### REQUIRED WORK
Reproduce the listing word for word, leaving every picture behind.

[Records]
━━━━━━━━━━━━━━━━━━━━

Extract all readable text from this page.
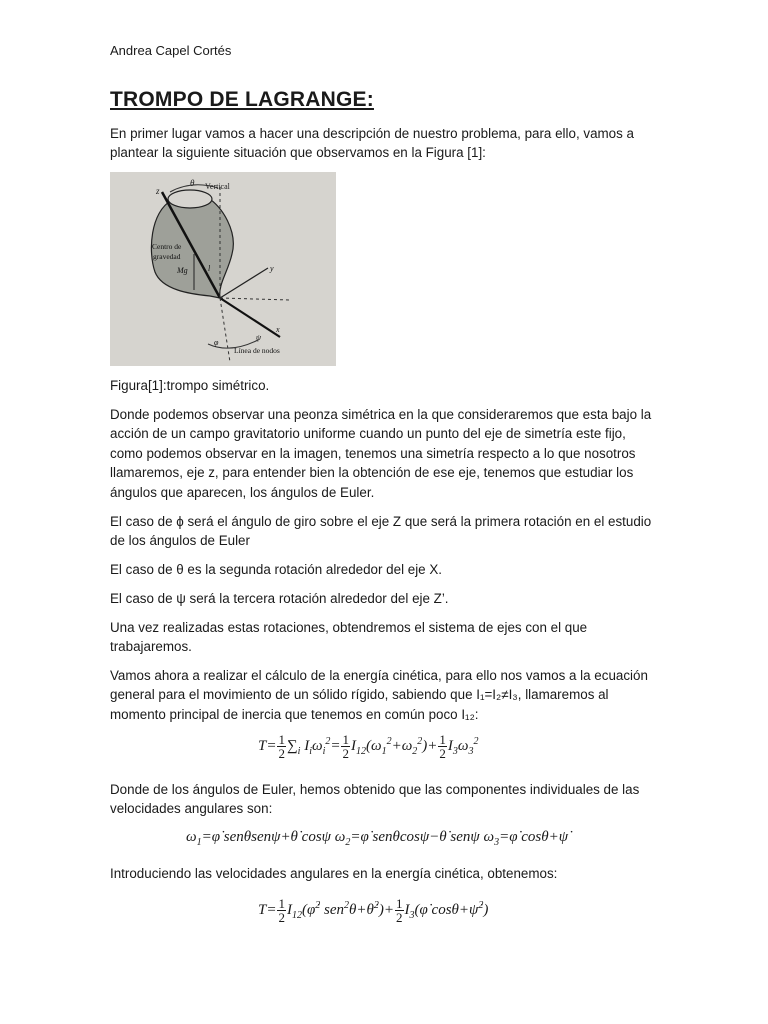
Andrea Capel Cortés
TROMPO DE LAGRANGE:

En primer lugar vamos a hacer una descripción de nuestro problema, para ello, vamos a plantear la siguiente situación que observamos en la Figura [1]:

Vertical
θ
z
Centro de
gravedad
Mg	l	y
x
φ
ψ
Línea de nodos

Figura[1]:trompo simétrico.

Donde podemos observar una peonza simétrica en la que consideraremos que esta bajo la acción de un campo gravitatorio uniforme cuando un punto del eje de simetría este fijo, como podemos observar en la imagen, tenemos una simetría respecto a lo que nosotros llamaremos, eje z, para entender bien la obtención de ese eje, tenemos que estudiar los ángulos que aparecen, los ángulos de Euler.

El caso de ϕ será el ángulo de giro sobre el eje Z que será la primera rotación en el estudio de los ángulos de Euler

El caso de θ es la segunda rotación alrededor del eje X.

El caso de ψ será la tercera rotación alrededor del eje Z’.

Una vez realizadas estas rotaciones, obtendremos el sistema de ejes con el que trabajaremos.

Vamos ahora a realizar el cálculo de la energía cinética, para ello nos vamos a la ecuación general para el movimiento de un sólido rígido, sabiendo que I₁=I₂≠I₃, llamaremos al momento principal de inercia que tenemos en común poco I₁₂:

$T= \frac{1}{2} \sum_i$ $I_i\omega_i^2= \frac{1}{2} I_{12}(\omega_1^2+\omega_2^2)+ \frac{1}{2} I_3\omega_3^2$

Donde de los ángulos de Euler, hemos obtenido que las componentes individuales de las velocidades angulares son:

$\omega_1=\varphi̇$ senθsenψ+θ̇ cosψ $\omega_2=\varphi̇$ senθcosψ−θ̇ senψ $\omega_3=\varphi̇$ cosθ+ψ̇

Introduciendo las velocidades angulares en la energía cinética, obtenemos:

$T= \frac{1}{2}$ $I_{12}(\varphi̇^2$ sen$^2$θ+θ̇$^2$)+ $\frac{1}{2}$ $I_3(\varphi̇$ cosθ+ψ̇$^2$)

━━━━━━━━━━━━━━━━━━━━

### EXERCISE SOLUTION
Extract all readable text from this page.
Andrea Capel Cortés
TROMPO DE LAGRANGE:

En primer lugar vamos a hacer una descripción de nuestro problema, para ello, vamos a plantear la siguiente situación que observamos en la Figura [1]:

Vertical
θ
z
Centro de
gravedad
Mg	l	y
x
φ
ψ
Línea de nodos

Figura[1]:trompo simétrico.

Donde podemos observar una peonza simétrica en la que consideraremos que esta bajo la acción de un campo gravitatorio uniforme cuando un punto del eje de simetría este fijo, como podemos observar en la imagen, tenemos una simetría respecto a lo que nosotros llamaremos, eje z, para entender bien la obtención de ese eje, tenemos que estudiar los ángulos que aparecen, los ángulos de Euler.

El caso de ϕ será el ángulo de giro sobre el eje Z que será la primera rotación en el estudio de los ángulos de Euler

El caso de θ es la segunda rotación alrededor del eje X.

El caso de ψ será la tercera rotación alrededor del eje Z’.

Una vez realizadas estas rotaciones, obtendremos el sistema de ejes con el que trabajaremos.

Vamos ahora a realizar el cálculo de la energía cinética, para ello nos vamos a la ecuación general para el movimiento de un sólido rígido, sabiendo que I₁=I₂≠I₃, llamaremos al momento principal de inercia que tenemos en común poco I₁₂:

$T= \frac{1}{2} \sum_i$ $I_i\omega_i^2= \frac{1}{2} I_{12}(\omega_1^2+\omega_2^2)+ \frac{1}{2} I_3\omega_3^2$

Donde de los ángulos de Euler, hemos obtenido que las componentes individuales de las velocidades angulares son:

$\omega_1=\varphi̇$ senθsenψ+θ̇ cosψ $\omega_2=\varphi̇$ senθcosψ−θ̇ senψ $\omega_3=\varphi̇$ cosθ+ψ̇

Introduciendo las velocidades angulares en la energía cinética, obtenemos:

$T= \frac{1}{2}$ $I_{12}(\varphi̇^2$ sen$^2$θ+θ̇$^2$)+ $\frac{1}{2}$ $I_3(\varphi̇$ cosθ+ψ̇$^2$)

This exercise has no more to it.